Brief:
Return the listing below exactly, with the pictures dropped.

Records to process:

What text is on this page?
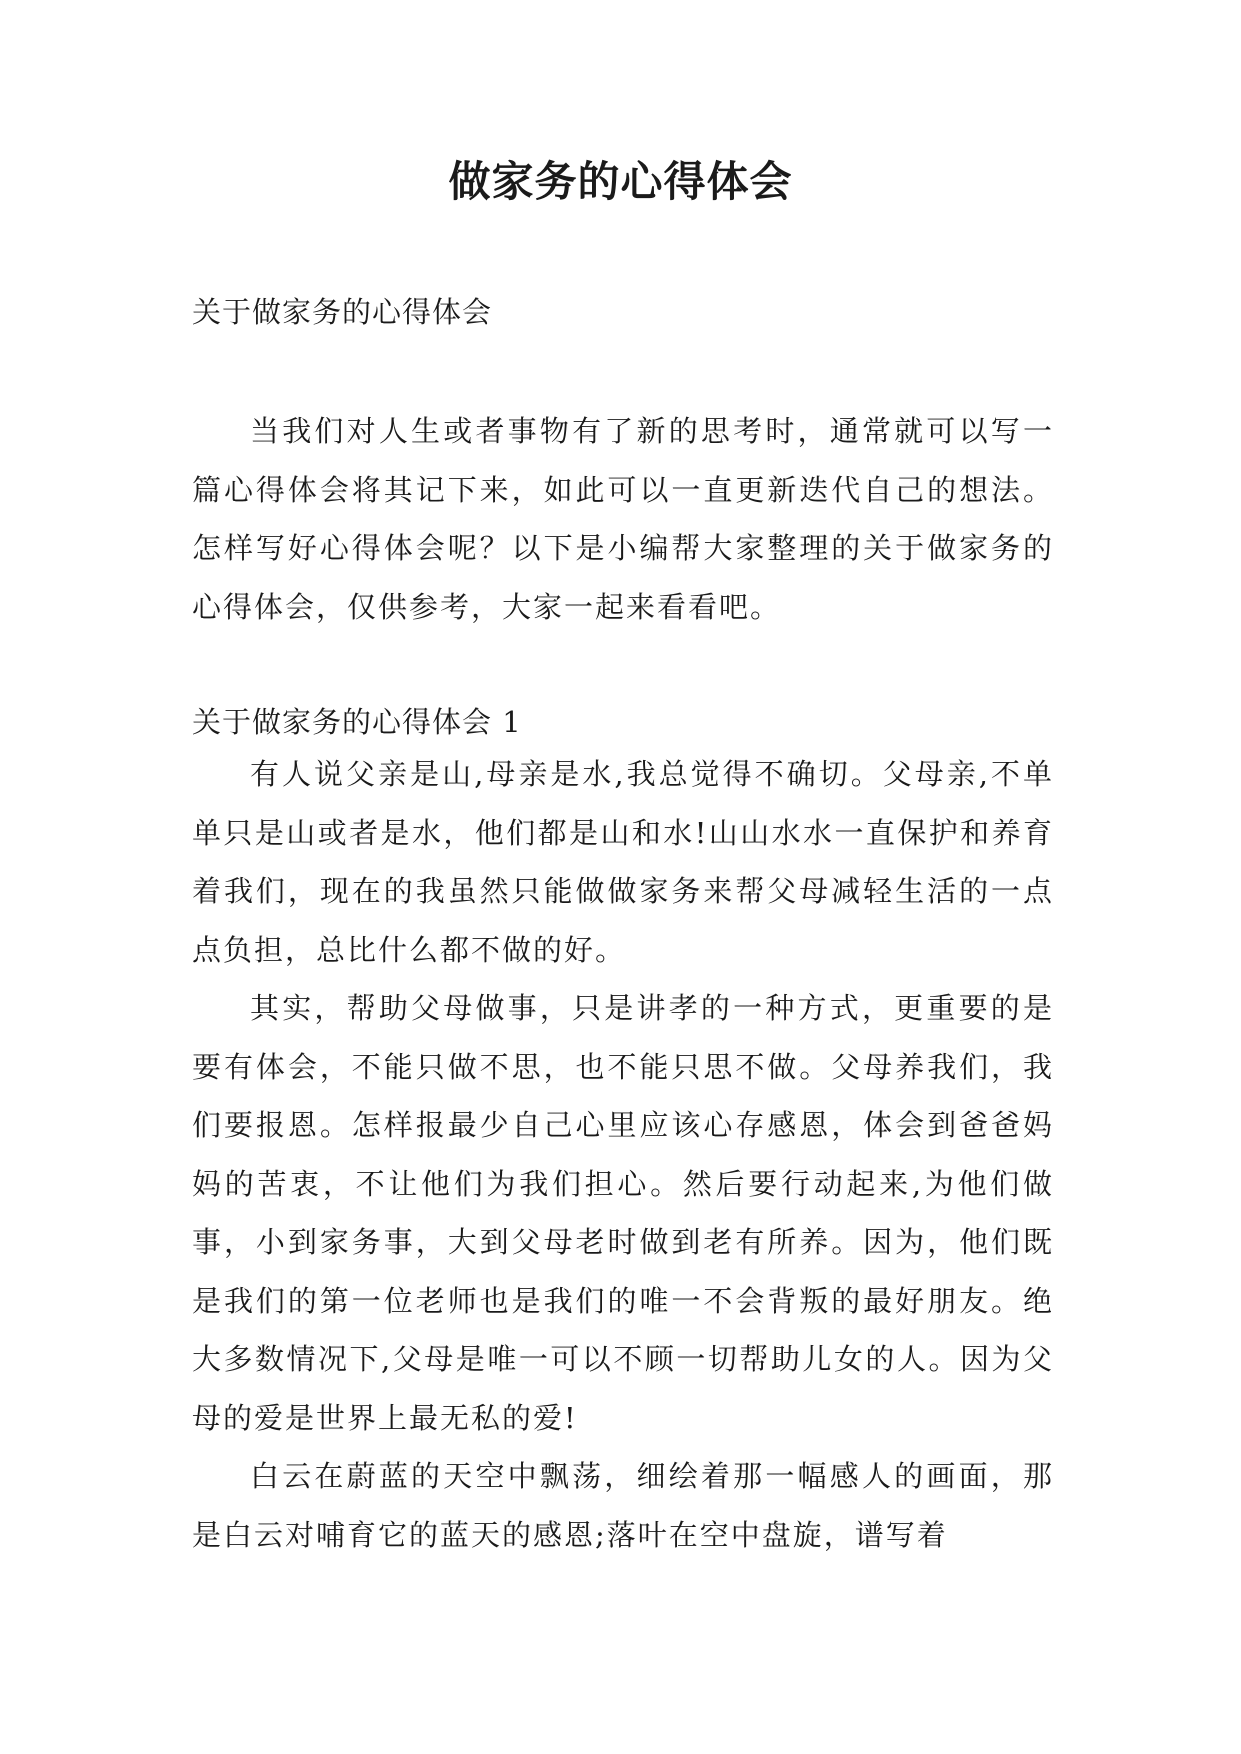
做家务的心得体会

关于做家务的心得体会

当我们对人生或者事物有了新的思考时，通常就可以写一篇心得体会将其记下来，如此可以一直更新迭代自己的想法。怎样写好心得体会呢？以下是小编帮大家整理的关于做家务的心得体会，仅供参考，大家一起来看看吧。

关于做家务的心得体会 1

有人说父亲是山,母亲是水,我总觉得不确切。父母亲,不单单只是山或者是水，他们都是山和水!山山水水一直保护和养育着我们，现在的我虽然只能做做家务来帮父母减轻生活的一点点负担，总比什么都不做的好。

其实，帮助父母做事，只是讲孝的一种方式，更重要的是要有体会，不能只做不思，也不能只思不做。父母养我们，我们要报恩。怎样报最少自己心里应该心存感恩，体会到爸爸妈妈的苦衷，不让他们为我们担心。然后要行动起来,为他们做事，小到家务事，大到父母老时做到老有所养。因为，他们既是我们的第一位老师也是我们的唯一不会背叛的最好朋友。绝大多数情况下,父母是唯一可以不顾一切帮助儿女的人。因为父母的爱是世界上最无私的爱!

白云在蔚蓝的天空中飘荡，细绘着那一幅感人的画面，那是白云对哺育它的蓝天的感恩;落叶在空中盘旋，谱写着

Reply to the task:
What text is on this page?
做家务的心得体会

关于做家务的心得体会

当我们对人生或者事物有了新的思考时，通常就可以写一篇心得体会将其记下来，如此可以一直更新迭代自己的想法。怎样写好心得体会呢？以下是小编帮大家整理的关于做家务的心得体会，仅供参考，大家一起来看看吧。

关于做家务的心得体会 1

有人说父亲是山,母亲是水,我总觉得不确切。父母亲,不单单只是山或者是水，他们都是山和水!山山水水一直保护和养育着我们，现在的我虽然只能做做家务来帮父母减轻生活的一点点负担，总比什么都不做的好。

其实，帮助父母做事，只是讲孝的一种方式，更重要的是要有体会，不能只做不思，也不能只思不做。父母养我们，我们要报恩。怎样报最少自己心里应该心存感恩，体会到爸爸妈妈的苦衷，不让他们为我们担心。然后要行动起来,为他们做事，小到家务事，大到父母老时做到老有所养。因为，他们既是我们的第一位老师也是我们的唯一不会背叛的最好朋友。绝大多数情况下,父母是唯一可以不顾一切帮助儿女的人。因为父母的爱是世界上最无私的爱!

白云在蔚蓝的天空中飘荡，细绘着那一幅感人的画面，那是白云对哺育它的蓝天的感恩;落叶在空中盘旋，谱写着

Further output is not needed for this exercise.